Your instructions: Below are the records. Restate word for word every line from the one that contains "Read out every word on this page." through the final line, both included.

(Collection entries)
** begin **

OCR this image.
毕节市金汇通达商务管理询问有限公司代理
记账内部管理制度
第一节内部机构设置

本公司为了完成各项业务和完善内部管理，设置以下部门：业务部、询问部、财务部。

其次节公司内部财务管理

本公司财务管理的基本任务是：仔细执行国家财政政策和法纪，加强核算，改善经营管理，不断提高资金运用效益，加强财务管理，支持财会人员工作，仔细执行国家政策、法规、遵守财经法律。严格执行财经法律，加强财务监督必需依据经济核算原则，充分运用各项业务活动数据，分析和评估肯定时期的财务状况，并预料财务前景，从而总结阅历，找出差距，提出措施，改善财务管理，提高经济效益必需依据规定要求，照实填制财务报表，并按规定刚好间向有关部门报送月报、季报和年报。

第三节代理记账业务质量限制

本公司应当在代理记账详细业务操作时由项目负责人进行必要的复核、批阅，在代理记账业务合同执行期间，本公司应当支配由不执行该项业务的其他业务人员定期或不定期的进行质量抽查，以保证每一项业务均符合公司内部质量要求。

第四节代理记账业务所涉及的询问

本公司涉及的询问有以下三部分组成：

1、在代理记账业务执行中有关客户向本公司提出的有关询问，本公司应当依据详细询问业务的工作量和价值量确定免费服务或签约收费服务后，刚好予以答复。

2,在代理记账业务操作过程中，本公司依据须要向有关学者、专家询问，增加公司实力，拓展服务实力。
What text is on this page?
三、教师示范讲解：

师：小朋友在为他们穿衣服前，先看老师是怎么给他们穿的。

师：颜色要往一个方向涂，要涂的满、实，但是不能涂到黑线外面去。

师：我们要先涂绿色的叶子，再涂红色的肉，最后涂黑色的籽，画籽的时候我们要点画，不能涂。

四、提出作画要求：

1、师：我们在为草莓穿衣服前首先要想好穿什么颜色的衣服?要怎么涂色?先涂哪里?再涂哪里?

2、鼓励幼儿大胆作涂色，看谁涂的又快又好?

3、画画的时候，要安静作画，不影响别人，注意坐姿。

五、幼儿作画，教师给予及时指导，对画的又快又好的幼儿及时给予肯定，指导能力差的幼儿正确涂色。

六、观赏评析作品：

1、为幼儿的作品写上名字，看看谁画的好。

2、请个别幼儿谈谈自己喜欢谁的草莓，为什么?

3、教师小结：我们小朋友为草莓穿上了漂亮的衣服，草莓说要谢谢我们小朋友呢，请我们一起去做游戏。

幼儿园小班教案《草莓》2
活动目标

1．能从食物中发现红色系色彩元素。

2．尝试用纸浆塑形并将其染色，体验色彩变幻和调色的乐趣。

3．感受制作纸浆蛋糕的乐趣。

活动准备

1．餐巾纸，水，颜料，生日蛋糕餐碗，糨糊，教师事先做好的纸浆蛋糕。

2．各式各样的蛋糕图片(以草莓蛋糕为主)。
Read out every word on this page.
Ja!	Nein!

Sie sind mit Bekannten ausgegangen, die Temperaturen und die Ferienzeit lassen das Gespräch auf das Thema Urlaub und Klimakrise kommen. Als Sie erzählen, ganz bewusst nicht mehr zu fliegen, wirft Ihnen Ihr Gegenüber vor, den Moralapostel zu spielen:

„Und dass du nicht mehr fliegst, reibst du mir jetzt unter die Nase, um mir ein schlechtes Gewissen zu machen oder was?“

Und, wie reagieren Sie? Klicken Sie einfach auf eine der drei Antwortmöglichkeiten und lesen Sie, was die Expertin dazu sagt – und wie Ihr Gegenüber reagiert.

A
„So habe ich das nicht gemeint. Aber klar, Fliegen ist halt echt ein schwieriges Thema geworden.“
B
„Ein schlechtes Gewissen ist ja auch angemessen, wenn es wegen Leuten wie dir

** end **

Task result:
Read out every word on this page.
Ja!	Nein!

Sie sind mit Bekannten ausgegangen, die Temperaturen und die Ferienzeit lassen das Gespräch auf das Thema Urlaub und Klimakrise kommen. Als Sie erzählen, ganz bewusst nicht mehr zu fliegen, wirft Ihnen Ihr Gegenüber vor, den Moralapostel zu spielen:

„Und dass du nicht mehr fliegst, reibst du mir jetzt unter die Nase, um mir ein schlechtes Gewissen zu machen oder was?“

Und, wie reagieren Sie? Klicken Sie einfach auf eine der drei Antwortmöglichkeiten und lesen Sie, was die Expertin dazu sagt – und wie Ihr Gegenüber reagiert.

A
„So habe ich das nicht gemeint. Aber klar, Fliegen ist halt echt ein schwieriges Thema geworden.“
B
„Ein schlechtes Gewissen ist ja auch angemessen, wenn es wegen Leuten wie dir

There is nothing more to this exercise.